Einträge zur Aufgabe:

↓↓↓

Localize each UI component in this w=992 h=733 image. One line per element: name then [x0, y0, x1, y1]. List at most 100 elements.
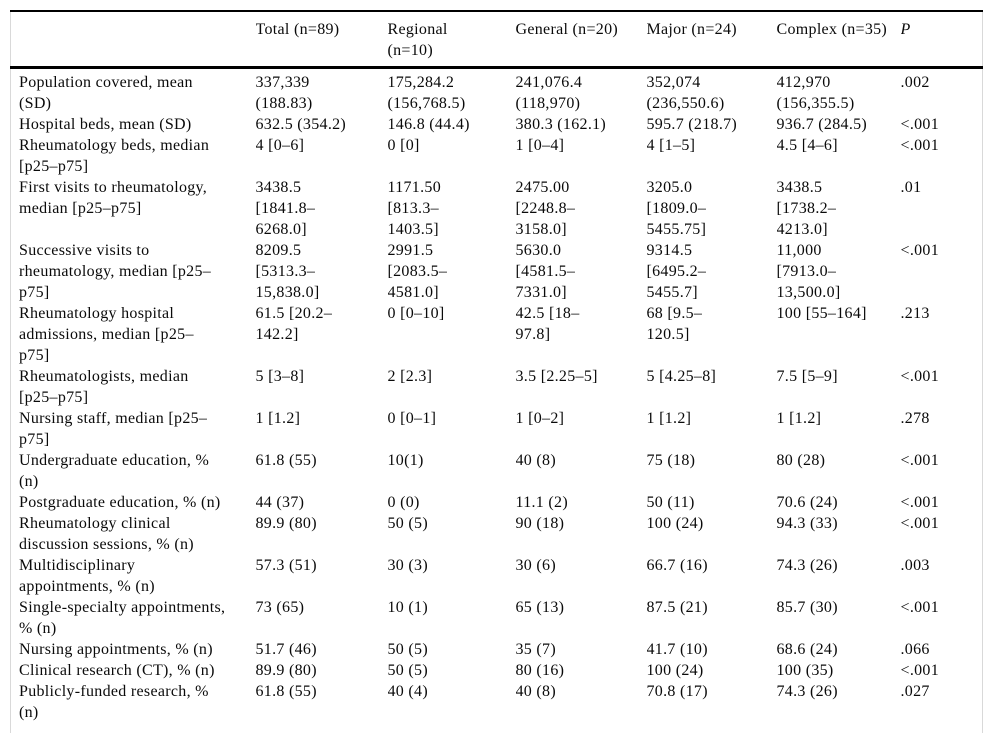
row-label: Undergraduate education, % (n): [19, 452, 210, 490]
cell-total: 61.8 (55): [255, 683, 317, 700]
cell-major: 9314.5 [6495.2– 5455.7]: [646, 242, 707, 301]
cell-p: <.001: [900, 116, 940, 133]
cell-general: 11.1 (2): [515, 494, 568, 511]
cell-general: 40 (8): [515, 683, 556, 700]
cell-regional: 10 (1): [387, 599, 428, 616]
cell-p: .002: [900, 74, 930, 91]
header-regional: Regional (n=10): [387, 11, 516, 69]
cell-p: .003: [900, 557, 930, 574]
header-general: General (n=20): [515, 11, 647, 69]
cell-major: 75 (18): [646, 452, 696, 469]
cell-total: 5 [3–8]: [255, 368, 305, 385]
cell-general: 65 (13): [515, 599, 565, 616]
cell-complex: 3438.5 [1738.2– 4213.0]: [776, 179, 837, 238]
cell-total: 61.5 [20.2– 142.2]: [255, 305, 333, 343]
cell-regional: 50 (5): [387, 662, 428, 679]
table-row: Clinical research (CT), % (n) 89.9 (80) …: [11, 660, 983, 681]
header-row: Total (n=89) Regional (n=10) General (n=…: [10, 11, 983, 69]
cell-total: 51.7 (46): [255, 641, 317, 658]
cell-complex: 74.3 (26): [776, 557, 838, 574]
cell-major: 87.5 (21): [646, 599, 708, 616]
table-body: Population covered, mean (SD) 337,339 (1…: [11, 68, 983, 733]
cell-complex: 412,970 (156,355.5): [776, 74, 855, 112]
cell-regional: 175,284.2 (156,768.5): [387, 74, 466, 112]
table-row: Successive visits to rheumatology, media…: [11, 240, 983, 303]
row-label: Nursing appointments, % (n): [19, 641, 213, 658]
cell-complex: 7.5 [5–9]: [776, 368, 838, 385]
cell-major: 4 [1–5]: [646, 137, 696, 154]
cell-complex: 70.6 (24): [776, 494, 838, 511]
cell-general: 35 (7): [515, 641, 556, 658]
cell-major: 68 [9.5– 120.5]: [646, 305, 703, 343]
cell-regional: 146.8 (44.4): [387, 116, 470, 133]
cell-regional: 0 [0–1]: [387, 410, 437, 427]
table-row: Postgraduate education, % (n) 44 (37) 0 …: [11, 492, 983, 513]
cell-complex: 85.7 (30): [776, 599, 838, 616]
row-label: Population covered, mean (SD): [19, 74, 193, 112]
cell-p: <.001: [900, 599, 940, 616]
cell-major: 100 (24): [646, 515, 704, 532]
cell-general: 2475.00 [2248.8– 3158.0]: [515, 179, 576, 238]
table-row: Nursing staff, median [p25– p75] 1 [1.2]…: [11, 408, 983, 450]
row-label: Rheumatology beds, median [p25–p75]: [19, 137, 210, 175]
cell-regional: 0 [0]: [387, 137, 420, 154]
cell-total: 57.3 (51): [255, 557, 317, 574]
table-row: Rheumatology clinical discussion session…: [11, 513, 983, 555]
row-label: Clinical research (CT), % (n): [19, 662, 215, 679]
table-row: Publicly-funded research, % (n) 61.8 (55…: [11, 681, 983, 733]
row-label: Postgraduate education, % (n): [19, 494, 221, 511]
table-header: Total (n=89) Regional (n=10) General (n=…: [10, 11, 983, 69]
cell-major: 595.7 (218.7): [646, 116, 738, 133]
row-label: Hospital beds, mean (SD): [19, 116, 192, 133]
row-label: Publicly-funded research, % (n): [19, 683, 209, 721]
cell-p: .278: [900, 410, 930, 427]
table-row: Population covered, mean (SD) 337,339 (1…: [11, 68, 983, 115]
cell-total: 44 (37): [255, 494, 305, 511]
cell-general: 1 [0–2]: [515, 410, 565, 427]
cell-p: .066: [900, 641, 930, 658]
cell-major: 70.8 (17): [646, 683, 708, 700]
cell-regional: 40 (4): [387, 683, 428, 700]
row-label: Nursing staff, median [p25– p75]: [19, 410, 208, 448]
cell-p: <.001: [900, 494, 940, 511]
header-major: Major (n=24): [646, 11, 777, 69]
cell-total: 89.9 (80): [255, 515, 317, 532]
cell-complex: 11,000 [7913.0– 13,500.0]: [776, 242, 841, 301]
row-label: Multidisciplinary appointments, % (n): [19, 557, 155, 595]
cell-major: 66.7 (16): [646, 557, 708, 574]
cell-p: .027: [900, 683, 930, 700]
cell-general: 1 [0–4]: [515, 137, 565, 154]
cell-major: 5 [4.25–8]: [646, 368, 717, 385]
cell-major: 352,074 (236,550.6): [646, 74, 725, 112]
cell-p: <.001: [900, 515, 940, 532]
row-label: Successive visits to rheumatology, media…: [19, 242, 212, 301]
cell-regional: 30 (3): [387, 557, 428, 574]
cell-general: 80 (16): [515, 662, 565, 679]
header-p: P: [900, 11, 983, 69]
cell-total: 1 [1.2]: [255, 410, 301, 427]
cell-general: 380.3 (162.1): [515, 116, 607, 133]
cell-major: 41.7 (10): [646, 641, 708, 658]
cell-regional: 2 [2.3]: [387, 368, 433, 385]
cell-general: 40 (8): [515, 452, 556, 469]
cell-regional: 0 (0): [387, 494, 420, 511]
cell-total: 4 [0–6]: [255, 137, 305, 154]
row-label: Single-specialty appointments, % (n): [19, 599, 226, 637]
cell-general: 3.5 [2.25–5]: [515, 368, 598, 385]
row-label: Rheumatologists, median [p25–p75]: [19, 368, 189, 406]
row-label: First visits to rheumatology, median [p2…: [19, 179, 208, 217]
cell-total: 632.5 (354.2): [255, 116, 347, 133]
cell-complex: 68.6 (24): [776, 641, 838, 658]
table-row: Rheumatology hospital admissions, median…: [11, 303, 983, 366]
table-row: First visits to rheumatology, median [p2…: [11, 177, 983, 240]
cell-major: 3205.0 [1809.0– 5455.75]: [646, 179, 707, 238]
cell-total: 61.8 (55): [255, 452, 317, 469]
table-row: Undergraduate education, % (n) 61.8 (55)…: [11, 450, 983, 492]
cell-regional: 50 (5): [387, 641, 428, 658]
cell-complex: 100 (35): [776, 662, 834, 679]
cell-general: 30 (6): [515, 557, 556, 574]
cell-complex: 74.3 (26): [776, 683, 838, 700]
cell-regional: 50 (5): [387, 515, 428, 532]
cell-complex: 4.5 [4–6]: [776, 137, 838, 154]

↑↑↑
↓↓↓

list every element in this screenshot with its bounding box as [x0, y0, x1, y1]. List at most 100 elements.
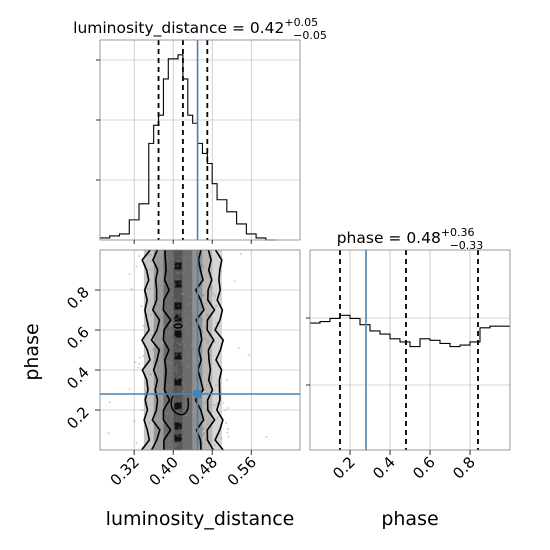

↑↑↑

Ersetzen Sie in den Einträgen zwischen der Zeile mit „Localize each UI“ und der Zeile mit „cell-p: .002: [900, 74, 930, 91]“, beide eingeschlossen, „cell-general“ durch „cell-gen“ und geben Sie diese Zeilen sonst unverändert wieder. Lassen Sie die Bilder in der Antwort weg.

Localize each UI component in this w=992 h=733 image. One line per element: name then [x0, y0, x1, y1]. List at most 100 elements.
row-label: Undergraduate education, % (n): [19, 452, 210, 490]
cell-total: 61.8 (55): [255, 683, 317, 700]
cell-major: 9314.5 [6495.2– 5455.7]: [646, 242, 707, 301]
cell-p: <.001: [900, 116, 940, 133]
cell-gen: 11.1 (2): [515, 494, 568, 511]
cell-gen: 40 (8): [515, 683, 556, 700]
cell-regional: 10 (1): [387, 599, 428, 616]
cell-p: .002: [900, 74, 930, 91]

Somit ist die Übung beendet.